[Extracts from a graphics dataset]
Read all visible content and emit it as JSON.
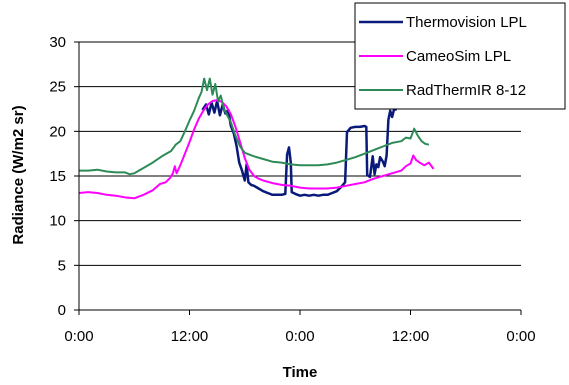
{
  "chart_data": {
    "type": "line",
    "xlabel": "Time",
    "ylabel": "Radiance (W/m2 sr)",
    "x_unit": "hours",
    "xlim": [
      0,
      48
    ],
    "ylim": [
      0,
      30
    ],
    "y_ticks": [
      0,
      5,
      10,
      15,
      20,
      25,
      30
    ],
    "x_ticks": [
      {
        "value": 0,
        "label": "0:00"
      },
      {
        "value": 12,
        "label": "12:00"
      },
      {
        "value": 24,
        "label": "0:00"
      },
      {
        "value": 36,
        "label": "12:00"
      },
      {
        "value": 48,
        "label": "0:00"
      }
    ],
    "grid": "horizontal",
    "legend_position": "top-right",
    "series": [
      {
        "name": "Thermovision LPL",
        "color": "#0a1a7a",
        "points": [
          [
            13.4,
            22.4
          ],
          [
            13.8,
            23.0
          ],
          [
            14.1,
            21.9
          ],
          [
            14.4,
            23.2
          ],
          [
            14.7,
            22.1
          ],
          [
            15.0,
            23.4
          ],
          [
            15.3,
            21.8
          ],
          [
            15.6,
            23.0
          ],
          [
            15.9,
            22.0
          ],
          [
            16.2,
            22.4
          ],
          [
            16.5,
            20.6
          ],
          [
            16.8,
            19.8
          ],
          [
            17.1,
            18.4
          ],
          [
            17.4,
            16.5
          ],
          [
            17.7,
            15.6
          ],
          [
            18.0,
            14.5
          ],
          [
            18.2,
            16.3
          ],
          [
            18.4,
            14.3
          ],
          [
            18.7,
            14.0
          ],
          [
            19.0,
            13.9
          ],
          [
            19.5,
            13.6
          ],
          [
            20.0,
            13.3
          ],
          [
            20.5,
            13.1
          ],
          [
            21.0,
            12.9
          ],
          [
            21.5,
            12.9
          ],
          [
            22.0,
            12.9
          ],
          [
            22.4,
            13.0
          ],
          [
            22.6,
            17.4
          ],
          [
            22.8,
            18.2
          ],
          [
            23.0,
            16.5
          ],
          [
            23.1,
            13.2
          ],
          [
            23.5,
            13.0
          ],
          [
            24.0,
            12.8
          ],
          [
            24.5,
            12.9
          ],
          [
            25.0,
            12.8
          ],
          [
            25.5,
            12.9
          ],
          [
            26.0,
            12.8
          ],
          [
            26.5,
            12.9
          ],
          [
            27.0,
            12.9
          ],
          [
            27.5,
            13.1
          ],
          [
            28.0,
            13.3
          ],
          [
            28.5,
            13.8
          ],
          [
            28.9,
            14.3
          ],
          [
            29.1,
            19.9
          ],
          [
            29.5,
            20.4
          ],
          [
            30.0,
            20.5
          ],
          [
            30.5,
            20.5
          ],
          [
            31.0,
            20.6
          ],
          [
            31.2,
            20.5
          ],
          [
            31.3,
            15.1
          ],
          [
            31.6,
            14.9
          ],
          [
            31.9,
            17.2
          ],
          [
            32.1,
            15.2
          ],
          [
            32.3,
            16.3
          ],
          [
            32.5,
            16.0
          ],
          [
            32.7,
            17.1
          ],
          [
            33.0,
            16.6
          ],
          [
            33.2,
            16.1
          ],
          [
            33.4,
            17.3
          ],
          [
            33.6,
            21.3
          ],
          [
            33.8,
            22.3
          ],
          [
            34.0,
            21.6
          ],
          [
            34.2,
            22.4
          ],
          [
            34.5,
            22.5
          ]
        ]
      },
      {
        "name": "CameoSim LPL",
        "color": "#ff00ff",
        "points": [
          [
            0.0,
            13.1
          ],
          [
            1.0,
            13.2
          ],
          [
            2.0,
            13.1
          ],
          [
            3.0,
            12.9
          ],
          [
            4.0,
            12.8
          ],
          [
            5.0,
            12.6
          ],
          [
            6.0,
            12.5
          ],
          [
            7.0,
            12.9
          ],
          [
            8.0,
            13.4
          ],
          [
            8.8,
            14.1
          ],
          [
            9.4,
            14.3
          ],
          [
            9.9,
            14.8
          ],
          [
            10.2,
            15.3
          ],
          [
            10.4,
            16.1
          ],
          [
            10.6,
            15.3
          ],
          [
            11.0,
            16.2
          ],
          [
            11.5,
            17.5
          ],
          [
            12.0,
            18.8
          ],
          [
            12.5,
            20.2
          ],
          [
            13.0,
            21.4
          ],
          [
            13.5,
            22.3
          ],
          [
            14.0,
            23.0
          ],
          [
            14.5,
            23.4
          ],
          [
            15.0,
            23.5
          ],
          [
            15.5,
            23.3
          ],
          [
            16.0,
            22.8
          ],
          [
            16.5,
            21.9
          ],
          [
            17.0,
            20.5
          ],
          [
            17.5,
            18.8
          ],
          [
            18.0,
            17.0
          ],
          [
            18.5,
            15.7
          ],
          [
            19.0,
            15.0
          ],
          [
            19.5,
            14.7
          ],
          [
            20.0,
            14.5
          ],
          [
            21.0,
            14.2
          ],
          [
            22.0,
            14.0
          ],
          [
            23.0,
            13.9
          ],
          [
            24.0,
            13.7
          ],
          [
            25.0,
            13.6
          ],
          [
            26.0,
            13.6
          ],
          [
            27.0,
            13.6
          ],
          [
            28.0,
            13.7
          ],
          [
            29.0,
            13.9
          ],
          [
            30.0,
            14.1
          ],
          [
            31.0,
            14.3
          ],
          [
            32.0,
            14.7
          ],
          [
            33.0,
            15.0
          ],
          [
            34.0,
            15.3
          ],
          [
            35.0,
            15.6
          ],
          [
            35.5,
            16.1
          ],
          [
            36.0,
            16.4
          ],
          [
            36.3,
            17.3
          ],
          [
            36.6,
            16.8
          ],
          [
            37.0,
            16.5
          ],
          [
            37.5,
            16.2
          ],
          [
            38.0,
            16.5
          ],
          [
            38.5,
            15.8
          ]
        ]
      },
      {
        "name": "RadThermIR 8-12",
        "color": "#2e8b57",
        "points": [
          [
            0.0,
            15.6
          ],
          [
            1.0,
            15.6
          ],
          [
            2.0,
            15.7
          ],
          [
            3.0,
            15.5
          ],
          [
            4.0,
            15.4
          ],
          [
            5.0,
            15.4
          ],
          [
            5.5,
            15.2
          ],
          [
            6.0,
            15.3
          ],
          [
            6.5,
            15.6
          ],
          [
            7.0,
            15.9
          ],
          [
            8.0,
            16.5
          ],
          [
            9.0,
            17.2
          ],
          [
            10.0,
            17.8
          ],
          [
            10.5,
            18.5
          ],
          [
            11.0,
            18.9
          ],
          [
            11.5,
            20.0
          ],
          [
            12.0,
            21.2
          ],
          [
            12.5,
            22.3
          ],
          [
            13.0,
            23.7
          ],
          [
            13.3,
            24.4
          ],
          [
            13.6,
            25.9
          ],
          [
            13.9,
            24.6
          ],
          [
            14.2,
            25.9
          ],
          [
            14.5,
            24.1
          ],
          [
            14.8,
            25.3
          ],
          [
            15.1,
            23.4
          ],
          [
            15.4,
            24.0
          ],
          [
            15.7,
            22.6
          ],
          [
            16.0,
            22.0
          ],
          [
            16.5,
            21.0
          ],
          [
            17.0,
            19.5
          ],
          [
            17.5,
            18.3
          ],
          [
            18.0,
            17.6
          ],
          [
            19.0,
            17.2
          ],
          [
            20.0,
            16.9
          ],
          [
            21.0,
            16.6
          ],
          [
            22.0,
            16.5
          ],
          [
            23.0,
            16.3
          ],
          [
            24.0,
            16.2
          ],
          [
            25.0,
            16.2
          ],
          [
            26.0,
            16.2
          ],
          [
            27.0,
            16.3
          ],
          [
            28.0,
            16.5
          ],
          [
            29.0,
            16.8
          ],
          [
            30.0,
            17.1
          ],
          [
            31.0,
            17.5
          ],
          [
            32.0,
            17.9
          ],
          [
            33.0,
            18.3
          ],
          [
            34.0,
            18.7
          ],
          [
            35.0,
            18.9
          ],
          [
            35.5,
            19.3
          ],
          [
            36.0,
            19.2
          ],
          [
            36.4,
            20.3
          ],
          [
            36.8,
            19.5
          ],
          [
            37.2,
            18.9
          ],
          [
            37.6,
            18.6
          ],
          [
            38.0,
            18.5
          ]
        ]
      }
    ]
  }
}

> **REQUIRED WORK**:
Copy all lines of the material above where the string "value" occurs.

> **RESPONSE BELOW**:
        "value": 0,
        "value": 12,
        "value": 24,
        "value": 36,
        "value": 48,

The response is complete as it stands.